**TEXTO BASE:**
'''
5. Tratar a los niños como niños
Por alguna extraña razón hay occidentales se creen Papá Noel en cuanto ponen el pie en países donde los niños juegan en la calle y no encerrados en su habitación delante de una consola. Y lo mejor que se les ocurre es regalarles todo tipo de objetos, desde bolígrafos a gorras. O darles dinero. Esto convierte el arte de mendigar en un juego de niños y abre las puertas a un posible círculo vicioso en el que los adultos se aprovechan y acaban obligándolos a mendigar. El caso más deleznable se produce cuando los turistas rumbosos le ven la gracia a tirarles monedas o caramelos desde el autobús o desde la ventanilla de un tren como sucede en el Lagarto Rojo que atraviesa las gargantas del Selja en Túnez. Son niños, no chimpancés en un zoológico. Si creemos que necesitan ayuda mejor ponerse en contacto con alguna ONG sobre el terreno y hacer un donativo.
'''
**CONTENIDO DEL LISTADO:**
'''
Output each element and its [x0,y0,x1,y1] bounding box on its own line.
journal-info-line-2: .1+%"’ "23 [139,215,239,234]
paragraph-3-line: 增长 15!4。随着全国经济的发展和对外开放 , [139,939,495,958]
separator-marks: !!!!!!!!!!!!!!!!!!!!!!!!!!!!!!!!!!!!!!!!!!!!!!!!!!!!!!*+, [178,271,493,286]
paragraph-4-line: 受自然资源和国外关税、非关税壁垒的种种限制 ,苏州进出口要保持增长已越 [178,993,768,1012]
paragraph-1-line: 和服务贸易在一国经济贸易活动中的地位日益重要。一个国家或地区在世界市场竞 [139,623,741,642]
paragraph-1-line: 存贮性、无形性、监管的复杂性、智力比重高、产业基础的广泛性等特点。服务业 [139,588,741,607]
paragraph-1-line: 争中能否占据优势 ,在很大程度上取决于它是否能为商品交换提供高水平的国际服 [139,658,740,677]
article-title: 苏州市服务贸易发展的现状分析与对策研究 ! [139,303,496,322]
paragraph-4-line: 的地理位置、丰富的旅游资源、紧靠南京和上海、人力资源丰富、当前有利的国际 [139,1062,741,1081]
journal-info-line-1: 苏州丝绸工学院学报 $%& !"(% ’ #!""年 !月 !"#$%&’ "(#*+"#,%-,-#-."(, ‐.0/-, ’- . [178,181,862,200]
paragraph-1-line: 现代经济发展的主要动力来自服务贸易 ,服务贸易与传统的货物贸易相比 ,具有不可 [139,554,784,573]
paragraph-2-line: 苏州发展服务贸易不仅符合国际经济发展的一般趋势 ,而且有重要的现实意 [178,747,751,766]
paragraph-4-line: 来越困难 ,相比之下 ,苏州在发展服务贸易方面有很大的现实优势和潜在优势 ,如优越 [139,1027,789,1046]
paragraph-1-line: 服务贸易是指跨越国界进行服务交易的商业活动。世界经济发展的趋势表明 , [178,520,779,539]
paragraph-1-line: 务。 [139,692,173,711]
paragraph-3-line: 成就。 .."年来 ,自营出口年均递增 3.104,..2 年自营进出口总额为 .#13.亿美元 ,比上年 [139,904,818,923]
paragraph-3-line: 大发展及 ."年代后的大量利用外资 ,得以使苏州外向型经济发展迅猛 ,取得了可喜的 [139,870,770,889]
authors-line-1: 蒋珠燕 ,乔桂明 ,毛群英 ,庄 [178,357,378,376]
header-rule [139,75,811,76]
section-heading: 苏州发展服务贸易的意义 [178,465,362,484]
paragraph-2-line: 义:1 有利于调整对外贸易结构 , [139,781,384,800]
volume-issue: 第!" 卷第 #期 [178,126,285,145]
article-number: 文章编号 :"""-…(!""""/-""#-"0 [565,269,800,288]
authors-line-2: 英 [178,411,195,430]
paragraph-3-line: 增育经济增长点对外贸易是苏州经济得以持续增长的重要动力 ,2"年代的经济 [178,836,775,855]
'''
**TAREAS PROPUESTAS:**
a – Según el texto sobre los niños y los turistas, ¿qué cosas les dan o les tiran los turistas a los niños? Nómbralas todas.
b – Responde a estas preguntas sobre el texto de los niños y los turistas:
(i) ¿Qué tren se menciona?
(ii) ¿Qué gargantas atraviesa ese tren y en qué país?
(iii) ¿Qué aconseja hacer el texto si creemos que los niños necesitan ayuda?
c – Sigue escribiendo el texto sobre cómo tratar a los niños en los viajes a partir de donde se detiene.

**RESULTADOS ESPERADOS:**
a – Bolígrafos, gorras, dinero, monedas y caramelos.

b –
(i) El Lagarto Rojo.
(ii) Las gargantas del Selja, en Túnez.
(iii) Ponerse en contacto con alguna ONG sobre el terreno y hacer un donativo.

c –
6. No convertir en souvenir lo que no lo es

Si el turista ideal es el que deja un buen recuerdo pero ninguna huella física existe otros que practica justo todo lo contrario: el afán por llevarse aquello que no está permitido. O sea, erosionando o expoliando. Las piedras de un parque nacional no son souvenirs para llevarse a casa cual guijarro del Muro de Berlín empaquetado. Ni se debe arrancar coral en los arrecifes ni mucho menos echarse al bolso alguna estatuilla en un yacimiento arqueológico. Primero porque es antiético pero es que además en los aeropuertos hay escáners y registros manuales y lo que empezó como una gracia puede terminar en un disgusto aduanero serio. Y lo que es peor, el daño al entorno ya estará hecho. Para souvenirs típicos ya están los mercados locales.

7. Comportarse

Y seguir las normas del lugar. Tan sencillo como eso. Aunque las acciones descerebradas quedan muy graciosas en las comedias americanas en la vida real es de ser un turista irresponsable. Y esto implica no hacer la croqueta sobre una duna protegida, no salirse del sendero habilitado para caminar en un parque natural para no machacar el resto del terreno y, por supuesto, no encaramarse a las ruinas para hacerse una foto divertida.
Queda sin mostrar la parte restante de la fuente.